-- Begin --
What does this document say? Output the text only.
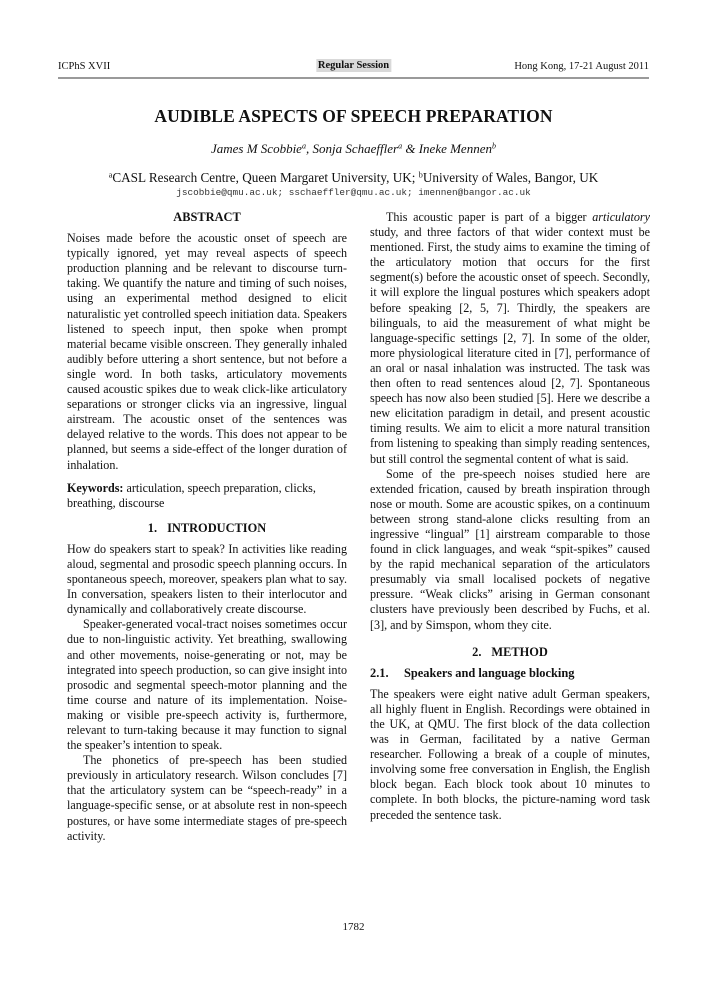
ICPhS XVII	Regular Session	Hong Kong, 17-21 August 2011
AUDIBLE ASPECTS OF SPEECH PREPARATION
James M Scobbie$^a$, Sonja Schaeffler$^a$ & Ineke Mennen$^b$
$^a$CASL Research Centre, Queen Margaret University, UK; $^b$University of Wales, Bangor, UK
jscobbie@qmu.ac.uk; sschaeffler@qmu.ac.uk; imennen@bangor.ac.uk
ABSTRACT

Noises made before the acoustic onset of speech are typically ignored, yet may reveal aspects of speech production planning and be relevant to discourse turn-taking. We quantify the nature and timing of such noises, using an experimental method designed to elicit naturalistic yet controlled speech initiation data. Speakers listened to speech input, then spoke when prompt material became visible onscreen. They generally inhaled audibly before uttering a short sentence, but not before a single word. In both tasks, articulatory movements caused acoustic spikes due to weak click-like articulatory separations or stronger clicks via an ingressive, lingual airstream. The acoustic onset of the sentences was delayed relative to the words. This does not appear to be planned, but seems a side-effect of the longer duration of inhalation.

Keywords: articulation, speech preparation, clicks, breathing, discourse

1. INTRODUCTION

How do speakers start to speak? In activities like reading aloud, segmental and prosodic speech planning occurs. In spontaneous speech, moreover, speakers plan what to say. In conversation, speakers listen to their interlocutor and dynamically and collaboratively create discourse.

Speaker-generated vocal-tract noises sometimes occur due to non-linguistic activity. Yet breathing, swallowing and other movements, noise-generating or not, may be integrated into speech production, so can give insight into prosodic and segmental speech-motor planning and the time course and nature of its implementation. Noise-making or visible pre-speech activity is, furthermore, relevant to turn-taking because it may function to signal the speaker’s intention to speak.

The phonetics of pre-speech has been studied previously in articulatory research. Wilson concludes [7] that the articulatory system can be “speech-ready” in a language-specific sense, or at absolute rest in non-speech postures, or have some intermediate stages of pre-speech activity.

This acoustic paper is part of a bigger articulatory study, and three factors of that wider context must be mentioned. First, the study aims to examine the timing of the articulatory motion that occurs for the first segment(s) before the acoustic onset of speech. Secondly, it will explore the lingual postures which speakers adopt before speaking [2, 5, 7]. Thirdly, the speakers are bilinguals, to aid the measurement of what might be language-specific settings [2, 7]. In some of the older, more physiological literature cited in [7], performance of an oral or nasal inhalation was instructed. The task was then often to read sentences aloud [2, 7]. Spontaneous speech has now also been studied [5]. Here we describe a new elicitation paradigm in detail, and present acoustic timing results. We aim to elicit a more natural transition from listening to speaking than simply reading sentences, but still control the segmental content of what is said.

Some of the pre-speech noises studied here are extended frication, caused by breath inspiration through nose or mouth. Some are acoustic spikes, on a continuum between strong stand-alone clicks resulting from an ingressive “lingual” [1] airstream comparable to those found in click languages, and weak “spit-spikes” caused by the rapid mechanical separation of the articulators presumably via small localised pockets of negative pressure. “Weak clicks” arising in German consonant clusters have previously been described by Fuchs, et al. [3], and by Simspon, whom they cite.

2. METHOD
2.1. Speakers and language blocking

The speakers were eight native adult German speakers, all highly fluent in English. Recordings were obtained in the UK, at QMU. The first block of the data collection was in German, facilitated by a native German researcher. Following a break of a couple of minutes, involving some free conversation in English, the English block began. Each block took about 10 minutes to complete. In both blocks, the picture-naming word task preceded the sentence task.

1782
-- End --
Without the pictures, print the records in full, exactly as they appear.

What does this document say? Output the text only.
ICPhS XVII	Regular Session	Hong Kong, 17-21 August 2011
AUDIBLE ASPECTS OF SPEECH PREPARATION
James M Scobbie$^a$, Sonja Schaeffler$^a$ & Ineke Mennen$^b$
$^a$CASL Research Centre, Queen Margaret University, UK; $^b$University of Wales, Bangor, UK
jscobbie@qmu.ac.uk; sschaeffler@qmu.ac.uk; imennen@bangor.ac.uk
ABSTRACT

Noises made before the acoustic onset of speech are typically ignored, yet may reveal aspects of speech production planning and be relevant to discourse turn-taking. We quantify the nature and timing of such noises, using an experimental method designed to elicit naturalistic yet controlled speech initiation data. Speakers listened to speech input, then spoke when prompt material became visible onscreen. They generally inhaled audibly before uttering a short sentence, but not before a single word. In both tasks, articulatory movements caused acoustic spikes due to weak click-like articulatory separations or stronger clicks via an ingressive, lingual airstream. The acoustic onset of the sentences was delayed relative to the words. This does not appear to be planned, but seems a side-effect of the longer duration of inhalation.

Keywords: articulation, speech preparation, clicks, breathing, discourse

1. INTRODUCTION

How do speakers start to speak? In activities like reading aloud, segmental and prosodic speech planning occurs. In spontaneous speech, moreover, speakers plan what to say. In conversation, speakers listen to their interlocutor and dynamically and collaboratively create discourse.

Speaker-generated vocal-tract noises sometimes occur due to non-linguistic activity. Yet breathing, swallowing and other movements, noise-generating or not, may be integrated into speech production, so can give insight into prosodic and segmental speech-motor planning and the time course and nature of its implementation. Noise-making or visible pre-speech activity is, furthermore, relevant to turn-taking because it may function to signal the speaker’s intention to speak.

The phonetics of pre-speech has been studied previously in articulatory research. Wilson concludes [7] that the articulatory system can be “speech-ready” in a language-specific sense, or at absolute rest in non-speech postures, or have some intermediate stages of pre-speech activity.

This acoustic paper is part of a bigger articulatory study, and three factors of that wider context must be mentioned. First, the study aims to examine the timing of the articulatory motion that occurs for the first segment(s) before the acoustic onset of speech. Secondly, it will explore the lingual postures which speakers adopt before speaking [2, 5, 7]. Thirdly, the speakers are bilinguals, to aid the measurement of what might be language-specific settings [2, 7]. In some of the older, more physiological literature cited in [7], performance of an oral or nasal inhalation was instructed. The task was then often to read sentences aloud [2, 7]. Spontaneous speech has now also been studied [5]. Here we describe a new elicitation paradigm in detail, and present acoustic timing results. We aim to elicit a more natural transition from listening to speaking than simply reading sentences, but still control the segmental content of what is said.

Some of the pre-speech noises studied here are extended frication, caused by breath inspiration through nose or mouth. Some are acoustic spikes, on a continuum between strong stand-alone clicks resulting from an ingressive “lingual” [1] airstream comparable to those found in click languages, and weak “spit-spikes” caused by the rapid mechanical separation of the articulators presumably via small localised pockets of negative pressure. “Weak clicks” arising in German consonant clusters have previously been described by Fuchs, et al. [3], and by Simspon, whom they cite.

2. METHOD
2.1. Speakers and language blocking

The speakers were eight native adult German speakers, all highly fluent in English. Recordings were obtained in the UK, at QMU. The first block of the data collection was in German, facilitated by a native German researcher. Following a break of a couple of minutes, involving some free conversation in English, the English block began. Each block took about 10 minutes to complete. In both blocks, the picture-naming word task preceded the sentence task.

1782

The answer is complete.